## PROBLEM REQUIREMENTS
Every line must be returned precisely as it is written.

## EXTRACTED RECORDS
================
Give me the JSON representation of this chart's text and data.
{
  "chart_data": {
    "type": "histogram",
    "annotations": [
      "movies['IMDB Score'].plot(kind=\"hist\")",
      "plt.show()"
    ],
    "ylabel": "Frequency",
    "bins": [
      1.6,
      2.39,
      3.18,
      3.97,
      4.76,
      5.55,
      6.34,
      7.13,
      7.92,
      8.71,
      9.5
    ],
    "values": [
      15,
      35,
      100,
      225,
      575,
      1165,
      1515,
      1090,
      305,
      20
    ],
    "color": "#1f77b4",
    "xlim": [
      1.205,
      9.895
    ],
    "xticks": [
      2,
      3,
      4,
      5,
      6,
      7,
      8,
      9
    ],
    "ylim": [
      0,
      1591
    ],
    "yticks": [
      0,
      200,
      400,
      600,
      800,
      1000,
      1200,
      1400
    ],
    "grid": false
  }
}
================
## TASK SOLUTION
Give me the JSON representation of this chart's text and data.
{
  "chart_data": {
    "type": "histogram",
    "annotations": [
      "movies['IMDB Score'].plot(kind=\"hist\")",
      "plt.show()"
    ],
    "ylabel": "Frequency",
    "bins": [
      1.6,
      2.39,
      3.18,
      3.97,
      4.76,
      5.55,
      6.34,
      7.13,
      7.92,
      8.71,
      9.5
    ],
    "values": [
      15,
      35,
      100,
      225,
      575,
      1165,
      1515,
      1090,
      305,
      20
    ],
    "color": "#1f77b4",
    "xlim": [
      1.205,
      9.895
    ],
    "xticks": [
      2,
      3,
      4,
      5,
      6,
      7,
      8,
      9
    ],
    "ylim": [
      0,
      1591
    ],
    "yticks": [
      0,
      200,
      400,
      600,
      800,
      1000,
      1200,
      1400
    ],
    "grid": false
  }
}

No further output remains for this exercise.